— start Records —
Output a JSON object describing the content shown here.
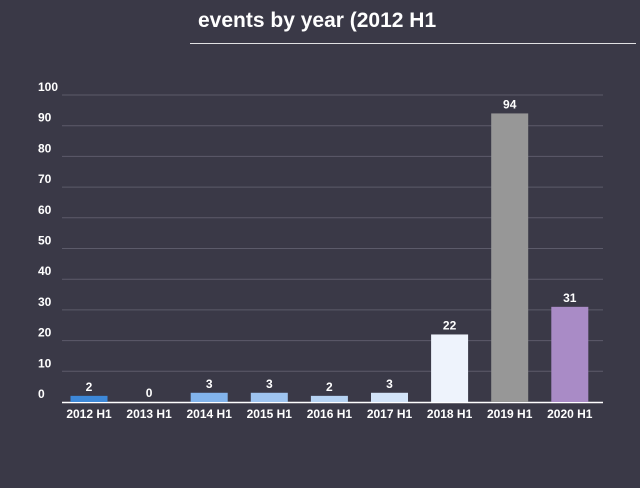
{
  "title": "events by year (2012 H1",
  "chart_data": {
    "type": "bar",
    "title": "events by year (2012 H1",
    "categories": [
      "2012 H1",
      "2013 H1",
      "2014 H1",
      "2015 H1",
      "2016 H1",
      "2017 H1",
      "2018 H1",
      "2019 H1",
      "2020 H1"
    ],
    "values": [
      2,
      0,
      3,
      3,
      2,
      3,
      22,
      94,
      31
    ],
    "colors": [
      "#3d88d8",
      "#5a9be0",
      "#82b4ec",
      "#9ec4f0",
      "#b6d3f3",
      "#d2e3f8",
      "#eef3fc",
      "#979797",
      "#a98bc6"
    ],
    "yticks": [
      0,
      10,
      20,
      30,
      40,
      50,
      60,
      70,
      80,
      90,
      100
    ],
    "ylim": [
      0,
      100
    ],
    "grid": true,
    "show_value_labels": true
  }
}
— end Records —
## What the exercise asks
Every line of the data above should be quoted exactly. Omit the pictures.

## Solution
Output a JSON object describing the content shown here.
{
  "title": "events by year (2012 H1",
  "chart_data": {
    "type": "bar",
    "title": "events by year (2012 H1",
    "categories": [
      "2012 H1",
      "2013 H1",
      "2014 H1",
      "2015 H1",
      "2016 H1",
      "2017 H1",
      "2018 H1",
      "2019 H1",
      "2020 H1"
    ],
    "values": [
      2,
      0,
      3,
      3,
      2,
      3,
      22,
      94,
      31
    ],
    "colors": [
      "#3d88d8",
      "#5a9be0",
      "#82b4ec",
      "#9ec4f0",
      "#b6d3f3",
      "#d2e3f8",
      "#eef3fc",
      "#979797",
      "#a98bc6"
    ],
    "yticks": [
      0,
      10,
      20,
      30,
      40,
      50,
      60,
      70,
      80,
      90,
      100
    ],
    "ylim": [
      0,
      100
    ],
    "grid": true,
    "show_value_labels": true
  }
}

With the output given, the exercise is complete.